Document text records

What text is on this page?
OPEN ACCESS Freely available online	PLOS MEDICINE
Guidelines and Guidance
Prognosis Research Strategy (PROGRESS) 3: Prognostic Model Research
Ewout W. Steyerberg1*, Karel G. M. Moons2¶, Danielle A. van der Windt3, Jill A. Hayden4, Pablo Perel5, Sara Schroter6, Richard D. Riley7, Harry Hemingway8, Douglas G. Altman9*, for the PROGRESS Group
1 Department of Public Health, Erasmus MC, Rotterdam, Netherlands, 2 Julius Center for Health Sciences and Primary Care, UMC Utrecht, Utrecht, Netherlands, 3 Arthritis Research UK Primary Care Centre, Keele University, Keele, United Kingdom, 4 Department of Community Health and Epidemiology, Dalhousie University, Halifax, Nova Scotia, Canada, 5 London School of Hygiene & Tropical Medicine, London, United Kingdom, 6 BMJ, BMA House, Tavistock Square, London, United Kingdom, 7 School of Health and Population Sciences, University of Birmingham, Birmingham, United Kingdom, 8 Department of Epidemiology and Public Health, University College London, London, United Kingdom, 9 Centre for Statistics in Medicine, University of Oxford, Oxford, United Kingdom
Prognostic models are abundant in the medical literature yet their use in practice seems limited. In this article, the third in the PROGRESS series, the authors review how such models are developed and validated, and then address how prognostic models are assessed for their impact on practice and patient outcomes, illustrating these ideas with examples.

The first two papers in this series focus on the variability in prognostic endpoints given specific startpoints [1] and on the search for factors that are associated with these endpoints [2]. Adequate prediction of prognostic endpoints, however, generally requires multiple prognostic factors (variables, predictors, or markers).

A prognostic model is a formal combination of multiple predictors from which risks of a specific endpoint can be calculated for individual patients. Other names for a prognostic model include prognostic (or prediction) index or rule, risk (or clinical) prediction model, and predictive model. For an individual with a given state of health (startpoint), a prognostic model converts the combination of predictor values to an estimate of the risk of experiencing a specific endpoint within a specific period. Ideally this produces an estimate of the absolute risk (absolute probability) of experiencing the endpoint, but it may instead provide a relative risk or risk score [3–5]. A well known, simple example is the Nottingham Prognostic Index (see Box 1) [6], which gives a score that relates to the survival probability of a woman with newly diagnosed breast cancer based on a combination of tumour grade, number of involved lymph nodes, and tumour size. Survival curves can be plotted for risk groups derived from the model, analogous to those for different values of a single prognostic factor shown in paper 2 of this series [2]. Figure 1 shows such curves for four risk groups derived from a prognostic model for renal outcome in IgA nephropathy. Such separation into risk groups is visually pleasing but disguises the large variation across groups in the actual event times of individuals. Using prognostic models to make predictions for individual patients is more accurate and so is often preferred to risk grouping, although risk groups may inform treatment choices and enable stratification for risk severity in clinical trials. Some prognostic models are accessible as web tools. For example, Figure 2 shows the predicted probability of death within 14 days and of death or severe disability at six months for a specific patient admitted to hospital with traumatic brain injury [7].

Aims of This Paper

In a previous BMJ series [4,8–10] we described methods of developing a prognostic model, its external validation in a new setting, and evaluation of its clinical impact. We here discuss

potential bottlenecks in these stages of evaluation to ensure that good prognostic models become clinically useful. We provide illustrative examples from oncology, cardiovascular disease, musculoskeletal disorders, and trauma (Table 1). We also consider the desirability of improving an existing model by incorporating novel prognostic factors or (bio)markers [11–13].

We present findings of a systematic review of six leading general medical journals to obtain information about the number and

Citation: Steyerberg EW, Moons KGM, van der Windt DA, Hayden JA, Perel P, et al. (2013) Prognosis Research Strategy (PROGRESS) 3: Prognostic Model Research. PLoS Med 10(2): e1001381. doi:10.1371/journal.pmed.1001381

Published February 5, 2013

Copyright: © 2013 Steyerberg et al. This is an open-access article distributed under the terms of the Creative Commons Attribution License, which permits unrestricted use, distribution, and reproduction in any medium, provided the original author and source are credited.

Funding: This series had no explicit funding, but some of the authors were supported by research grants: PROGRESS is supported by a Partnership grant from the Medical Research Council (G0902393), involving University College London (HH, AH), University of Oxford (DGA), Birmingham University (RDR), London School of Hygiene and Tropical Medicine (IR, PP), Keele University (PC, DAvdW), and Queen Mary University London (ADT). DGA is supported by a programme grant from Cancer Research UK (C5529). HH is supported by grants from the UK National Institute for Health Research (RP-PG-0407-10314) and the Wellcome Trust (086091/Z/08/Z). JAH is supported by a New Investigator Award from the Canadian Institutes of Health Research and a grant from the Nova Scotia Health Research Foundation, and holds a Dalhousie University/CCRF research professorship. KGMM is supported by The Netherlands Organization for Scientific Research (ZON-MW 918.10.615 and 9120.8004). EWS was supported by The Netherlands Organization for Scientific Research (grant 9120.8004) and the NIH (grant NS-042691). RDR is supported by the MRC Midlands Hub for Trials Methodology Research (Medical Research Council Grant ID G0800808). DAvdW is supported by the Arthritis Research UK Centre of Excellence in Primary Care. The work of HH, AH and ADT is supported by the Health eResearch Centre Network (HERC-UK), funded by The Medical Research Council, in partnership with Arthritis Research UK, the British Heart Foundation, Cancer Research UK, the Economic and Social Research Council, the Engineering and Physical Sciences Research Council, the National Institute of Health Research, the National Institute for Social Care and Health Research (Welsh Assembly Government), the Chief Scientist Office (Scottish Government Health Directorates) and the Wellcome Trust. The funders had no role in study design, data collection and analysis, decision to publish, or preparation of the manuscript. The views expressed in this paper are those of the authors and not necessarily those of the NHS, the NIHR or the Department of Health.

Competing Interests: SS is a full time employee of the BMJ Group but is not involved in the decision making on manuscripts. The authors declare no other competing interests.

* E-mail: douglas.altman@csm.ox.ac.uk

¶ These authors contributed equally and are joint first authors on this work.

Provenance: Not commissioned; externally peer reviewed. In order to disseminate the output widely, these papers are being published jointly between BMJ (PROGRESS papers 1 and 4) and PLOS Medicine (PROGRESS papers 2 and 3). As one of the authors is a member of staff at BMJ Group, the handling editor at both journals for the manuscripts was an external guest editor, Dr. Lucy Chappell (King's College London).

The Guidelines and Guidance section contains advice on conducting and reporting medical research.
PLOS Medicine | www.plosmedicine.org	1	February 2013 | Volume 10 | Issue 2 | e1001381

What you need to do: Once you have read the entries above, copy them out exactly as they were given.

Answer space:
What text is on this page?
OPEN ACCESS Freely available online	PLOS MEDICINE
Guidelines and Guidance
Prognosis Research Strategy (PROGRESS) 3: Prognostic Model Research
Ewout W. Steyerberg1*, Karel G. M. Moons2¶, Danielle A. van der Windt3, Jill A. Hayden4, Pablo Perel5, Sara Schroter6, Richard D. Riley7, Harry Hemingway8, Douglas G. Altman9*, for the PROGRESS Group
1 Department of Public Health, Erasmus MC, Rotterdam, Netherlands, 2 Julius Center for Health Sciences and Primary Care, UMC Utrecht, Utrecht, Netherlands, 3 Arthritis Research UK Primary Care Centre, Keele University, Keele, United Kingdom, 4 Department of Community Health and Epidemiology, Dalhousie University, Halifax, Nova Scotia, Canada, 5 London School of Hygiene & Tropical Medicine, London, United Kingdom, 6 BMJ, BMA House, Tavistock Square, London, United Kingdom, 7 School of Health and Population Sciences, University of Birmingham, Birmingham, United Kingdom, 8 Department of Epidemiology and Public Health, University College London, London, United Kingdom, 9 Centre for Statistics in Medicine, University of Oxford, Oxford, United Kingdom
Prognostic models are abundant in the medical literature yet their use in practice seems limited. In this article, the third in the PROGRESS series, the authors review how such models are developed and validated, and then address how prognostic models are assessed for their impact on practice and patient outcomes, illustrating these ideas with examples.

The first two papers in this series focus on the variability in prognostic endpoints given specific startpoints [1] and on the search for factors that are associated with these endpoints [2]. Adequate prediction of prognostic endpoints, however, generally requires multiple prognostic factors (variables, predictors, or markers).

A prognostic model is a formal combination of multiple predictors from which risks of a specific endpoint can be calculated for individual patients. Other names for a prognostic model include prognostic (or prediction) index or rule, risk (or clinical) prediction model, and predictive model. For an individual with a given state of health (startpoint), a prognostic model converts the combination of predictor values to an estimate of the risk of experiencing a specific endpoint within a specific period. Ideally this produces an estimate of the absolute risk (absolute probability) of experiencing the endpoint, but it may instead provide a relative risk or risk score [3–5]. A well known, simple example is the Nottingham Prognostic Index (see Box 1) [6], which gives a score that relates to the survival probability of a woman with newly diagnosed breast cancer based on a combination of tumour grade, number of involved lymph nodes, and tumour size. Survival curves can be plotted for risk groups derived from the model, analogous to those for different values of a single prognostic factor shown in paper 2 of this series [2]. Figure 1 shows such curves for four risk groups derived from a prognostic model for renal outcome in IgA nephropathy. Such separation into risk groups is visually pleasing but disguises the large variation across groups in the actual event times of individuals. Using prognostic models to make predictions for individual patients is more accurate and so is often preferred to risk grouping, although risk groups may inform treatment choices and enable stratification for risk severity in clinical trials. Some prognostic models are accessible as web tools. For example, Figure 2 shows the predicted probability of death within 14 days and of death or severe disability at six months for a specific patient admitted to hospital with traumatic brain injury [7].

Aims of This Paper

In a previous BMJ series [4,8–10] we described methods of developing a prognostic model, its external validation in a new setting, and evaluation of its clinical impact. We here discuss

potential bottlenecks in these stages of evaluation to ensure that good prognostic models become clinically useful. We provide illustrative examples from oncology, cardiovascular disease, musculoskeletal disorders, and trauma (Table 1). We also consider the desirability of improving an existing model by incorporating novel prognostic factors or (bio)markers [11–13].

We present findings of a systematic review of six leading general medical journals to obtain information about the number and

Citation: Steyerberg EW, Moons KGM, van der Windt DA, Hayden JA, Perel P, et al. (2013) Prognosis Research Strategy (PROGRESS) 3: Prognostic Model Research. PLoS Med 10(2): e1001381. doi:10.1371/journal.pmed.1001381

Published February 5, 2013

Copyright: © 2013 Steyerberg et al. This is an open-access article distributed under the terms of the Creative Commons Attribution License, which permits unrestricted use, distribution, and reproduction in any medium, provided the original author and source are credited.

Funding: This series had no explicit funding, but some of the authors were supported by research grants: PROGRESS is supported by a Partnership grant from the Medical Research Council (G0902393), involving University College London (HH, AH), University of Oxford (DGA), Birmingham University (RDR), London School of Hygiene and Tropical Medicine (IR, PP), Keele University (PC, DAvdW), and Queen Mary University London (ADT). DGA is supported by a programme grant from Cancer Research UK (C5529). HH is supported by grants from the UK National Institute for Health Research (RP-PG-0407-10314) and the Wellcome Trust (086091/Z/08/Z). JAH is supported by a New Investigator Award from the Canadian Institutes of Health Research and a grant from the Nova Scotia Health Research Foundation, and holds a Dalhousie University/CCRF research professorship. KGMM is supported by The Netherlands Organization for Scientific Research (ZON-MW 918.10.615 and 9120.8004). EWS was supported by The Netherlands Organization for Scientific Research (grant 9120.8004) and the NIH (grant NS-042691). RDR is supported by the MRC Midlands Hub for Trials Methodology Research (Medical Research Council Grant ID G0800808). DAvdW is supported by the Arthritis Research UK Centre of Excellence in Primary Care. The work of HH, AH and ADT is supported by the Health eResearch Centre Network (HERC-UK), funded by The Medical Research Council, in partnership with Arthritis Research UK, the British Heart Foundation, Cancer Research UK, the Economic and Social Research Council, the Engineering and Physical Sciences Research Council, the National Institute of Health Research, the National Institute for Social Care and Health Research (Welsh Assembly Government), the Chief Scientist Office (Scottish Government Health Directorates) and the Wellcome Trust. The funders had no role in study design, data collection and analysis, decision to publish, or preparation of the manuscript. The views expressed in this paper are those of the authors and not necessarily those of the NHS, the NIHR or the Department of Health.

Competing Interests: SS is a full time employee of the BMJ Group but is not involved in the decision making on manuscripts. The authors declare no other competing interests.

* E-mail: douglas.altman@csm.ox.ac.uk

¶ These authors contributed equally and are joint first authors on this work.

Provenance: Not commissioned; externally peer reviewed. In order to disseminate the output widely, these papers are being published jointly between BMJ (PROGRESS papers 1 and 4) and PLOS Medicine (PROGRESS papers 2 and 3). As one of the authors is a member of staff at BMJ Group, the handling editor at both journals for the manuscripts was an external guest editor, Dr. Lucy Chappell (King's College London).

The Guidelines and Guidance section contains advice on conducting and reporting medical research.
PLOS Medicine | www.plosmedicine.org	1	February 2013 | Volume 10 | Issue 2 | e1001381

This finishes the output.